--- Start of GIVEN DATA ---

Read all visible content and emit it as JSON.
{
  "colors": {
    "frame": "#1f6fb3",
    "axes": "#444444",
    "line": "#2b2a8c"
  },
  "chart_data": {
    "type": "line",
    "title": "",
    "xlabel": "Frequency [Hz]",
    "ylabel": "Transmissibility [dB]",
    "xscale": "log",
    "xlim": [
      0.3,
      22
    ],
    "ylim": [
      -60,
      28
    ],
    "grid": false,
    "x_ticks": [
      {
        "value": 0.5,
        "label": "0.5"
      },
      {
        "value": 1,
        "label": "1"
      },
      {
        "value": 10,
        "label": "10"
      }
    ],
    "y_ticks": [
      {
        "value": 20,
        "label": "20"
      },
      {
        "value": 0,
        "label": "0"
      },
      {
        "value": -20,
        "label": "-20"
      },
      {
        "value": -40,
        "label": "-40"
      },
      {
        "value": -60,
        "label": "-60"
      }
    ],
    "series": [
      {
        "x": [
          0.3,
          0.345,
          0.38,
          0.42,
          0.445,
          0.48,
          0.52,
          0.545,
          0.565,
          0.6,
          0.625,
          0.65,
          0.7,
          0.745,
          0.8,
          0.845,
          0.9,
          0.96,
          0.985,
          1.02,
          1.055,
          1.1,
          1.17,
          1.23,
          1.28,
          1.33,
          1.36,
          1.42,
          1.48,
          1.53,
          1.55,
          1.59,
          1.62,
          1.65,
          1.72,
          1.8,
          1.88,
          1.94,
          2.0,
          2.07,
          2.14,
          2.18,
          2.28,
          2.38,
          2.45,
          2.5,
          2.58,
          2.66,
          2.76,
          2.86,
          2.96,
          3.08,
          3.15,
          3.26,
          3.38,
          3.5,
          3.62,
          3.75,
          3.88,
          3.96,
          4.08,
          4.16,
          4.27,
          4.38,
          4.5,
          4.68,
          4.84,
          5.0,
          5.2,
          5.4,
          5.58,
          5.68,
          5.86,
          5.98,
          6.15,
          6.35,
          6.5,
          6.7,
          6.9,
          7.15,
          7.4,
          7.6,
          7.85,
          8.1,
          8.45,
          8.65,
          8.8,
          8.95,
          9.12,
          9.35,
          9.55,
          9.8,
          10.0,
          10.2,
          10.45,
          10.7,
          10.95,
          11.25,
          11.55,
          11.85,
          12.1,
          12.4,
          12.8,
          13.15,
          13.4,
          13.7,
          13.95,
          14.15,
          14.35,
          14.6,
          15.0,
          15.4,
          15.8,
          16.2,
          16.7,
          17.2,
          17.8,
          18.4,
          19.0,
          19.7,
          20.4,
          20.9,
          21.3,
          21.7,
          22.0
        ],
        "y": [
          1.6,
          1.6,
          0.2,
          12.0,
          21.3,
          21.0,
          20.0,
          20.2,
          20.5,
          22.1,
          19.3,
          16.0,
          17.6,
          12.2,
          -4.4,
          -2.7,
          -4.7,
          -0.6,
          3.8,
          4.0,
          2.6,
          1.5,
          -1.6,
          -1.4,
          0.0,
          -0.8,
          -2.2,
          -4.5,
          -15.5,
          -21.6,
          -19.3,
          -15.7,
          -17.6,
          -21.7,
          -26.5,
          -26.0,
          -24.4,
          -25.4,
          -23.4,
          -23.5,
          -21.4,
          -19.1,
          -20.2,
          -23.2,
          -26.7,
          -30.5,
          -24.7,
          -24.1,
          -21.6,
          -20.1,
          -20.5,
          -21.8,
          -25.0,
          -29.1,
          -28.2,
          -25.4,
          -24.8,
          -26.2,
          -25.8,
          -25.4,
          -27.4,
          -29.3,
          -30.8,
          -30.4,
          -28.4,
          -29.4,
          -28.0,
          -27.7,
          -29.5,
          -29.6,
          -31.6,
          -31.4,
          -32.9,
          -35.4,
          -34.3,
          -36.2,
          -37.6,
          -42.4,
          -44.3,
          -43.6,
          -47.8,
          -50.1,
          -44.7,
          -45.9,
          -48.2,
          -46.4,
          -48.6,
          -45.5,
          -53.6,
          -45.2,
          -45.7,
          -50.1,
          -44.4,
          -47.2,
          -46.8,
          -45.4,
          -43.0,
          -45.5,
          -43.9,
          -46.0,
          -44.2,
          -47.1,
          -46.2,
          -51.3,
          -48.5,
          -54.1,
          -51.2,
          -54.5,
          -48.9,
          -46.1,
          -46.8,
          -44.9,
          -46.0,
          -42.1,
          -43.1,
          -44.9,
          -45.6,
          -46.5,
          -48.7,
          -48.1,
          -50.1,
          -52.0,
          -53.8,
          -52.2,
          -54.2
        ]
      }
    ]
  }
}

--- End of GIVEN DATA ---

From the entries above, copy every line where the word "value" shows up.

SOLUTION BELOW:
        "value": 0.5,
        "value": 1,
        "value": 10,
        "value": 20,
        "value": 0,
        "value": -20,
        "value": -40,
        "value": -60,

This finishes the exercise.